→ **TASK**: Exclude the pictures; give every entry again exactly as written.

[Start of DATA FOR THIS TASK]

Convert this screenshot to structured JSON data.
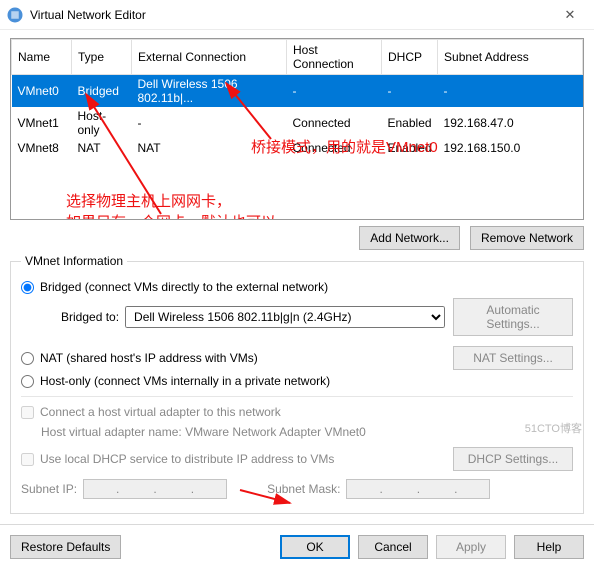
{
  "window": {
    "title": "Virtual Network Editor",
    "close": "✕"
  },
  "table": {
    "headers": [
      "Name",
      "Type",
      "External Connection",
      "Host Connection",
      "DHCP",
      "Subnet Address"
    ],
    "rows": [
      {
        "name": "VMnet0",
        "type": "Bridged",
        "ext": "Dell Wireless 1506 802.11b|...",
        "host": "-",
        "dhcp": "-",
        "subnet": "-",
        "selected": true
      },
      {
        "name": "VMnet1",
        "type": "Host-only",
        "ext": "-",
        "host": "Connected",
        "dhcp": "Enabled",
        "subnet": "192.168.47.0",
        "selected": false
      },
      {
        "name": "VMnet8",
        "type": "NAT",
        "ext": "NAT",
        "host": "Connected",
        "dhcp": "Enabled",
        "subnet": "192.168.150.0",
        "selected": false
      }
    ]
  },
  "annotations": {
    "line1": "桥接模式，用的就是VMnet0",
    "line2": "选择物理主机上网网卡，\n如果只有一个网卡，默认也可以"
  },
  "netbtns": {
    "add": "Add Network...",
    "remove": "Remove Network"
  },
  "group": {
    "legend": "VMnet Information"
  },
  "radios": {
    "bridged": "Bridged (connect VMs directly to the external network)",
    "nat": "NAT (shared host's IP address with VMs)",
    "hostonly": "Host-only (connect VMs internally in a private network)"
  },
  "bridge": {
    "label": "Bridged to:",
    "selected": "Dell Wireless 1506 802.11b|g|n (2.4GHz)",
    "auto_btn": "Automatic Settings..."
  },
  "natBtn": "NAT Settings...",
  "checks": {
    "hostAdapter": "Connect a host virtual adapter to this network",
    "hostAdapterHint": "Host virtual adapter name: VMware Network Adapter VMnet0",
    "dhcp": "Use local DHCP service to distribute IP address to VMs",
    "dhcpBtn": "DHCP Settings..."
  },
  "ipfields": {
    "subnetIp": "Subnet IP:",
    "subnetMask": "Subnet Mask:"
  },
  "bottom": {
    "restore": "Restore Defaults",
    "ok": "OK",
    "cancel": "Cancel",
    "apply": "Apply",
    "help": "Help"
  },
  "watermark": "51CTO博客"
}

[End of DATA FOR THIS TASK]

→ **OUTPUT OF THE EXERCISE**:
Convert this screenshot to structured JSON data.
{
  "window": {
    "title": "Virtual Network Editor",
    "close": "✕"
  },
  "table": {
    "headers": [
      "Name",
      "Type",
      "External Connection",
      "Host Connection",
      "DHCP",
      "Subnet Address"
    ],
    "rows": [
      {
        "name": "VMnet0",
        "type": "Bridged",
        "ext": "Dell Wireless 1506 802.11b|...",
        "host": "-",
        "dhcp": "-",
        "subnet": "-",
        "selected": true
      },
      {
        "name": "VMnet1",
        "type": "Host-only",
        "ext": "-",
        "host": "Connected",
        "dhcp": "Enabled",
        "subnet": "192.168.47.0",
        "selected": false
      },
      {
        "name": "VMnet8",
        "type": "NAT",
        "ext": "NAT",
        "host": "Connected",
        "dhcp": "Enabled",
        "subnet": "192.168.150.0",
        "selected": false
      }
    ]
  },
  "annotations": {
    "line1": "桥接模式，用的就是VMnet0",
    "line2": "选择物理主机上网网卡，\n如果只有一个网卡，默认也可以"
  },
  "netbtns": {
    "add": "Add Network...",
    "remove": "Remove Network"
  },
  "group": {
    "legend": "VMnet Information"
  },
  "radios": {
    "bridged": "Bridged (connect VMs directly to the external network)",
    "nat": "NAT (shared host's IP address with VMs)",
    "hostonly": "Host-only (connect VMs internally in a private network)"
  },
  "bridge": {
    "label": "Bridged to:",
    "selected": "Dell Wireless 1506 802.11b|g|n (2.4GHz)",
    "auto_btn": "Automatic Settings..."
  },
  "natBtn": "NAT Settings...",
  "checks": {
    "hostAdapter": "Connect a host virtual adapter to this network",
    "hostAdapterHint": "Host virtual adapter name: VMware Network Adapter VMnet0",
    "dhcp": "Use local DHCP service to distribute IP address to VMs",
    "dhcpBtn": "DHCP Settings..."
  },
  "ipfields": {
    "subnetIp": "Subnet IP:",
    "subnetMask": "Subnet Mask:"
  },
  "bottom": {
    "restore": "Restore Defaults",
    "ok": "OK",
    "cancel": "Cancel",
    "apply": "Apply",
    "help": "Help"
  },
  "watermark": "51CTO博客"
}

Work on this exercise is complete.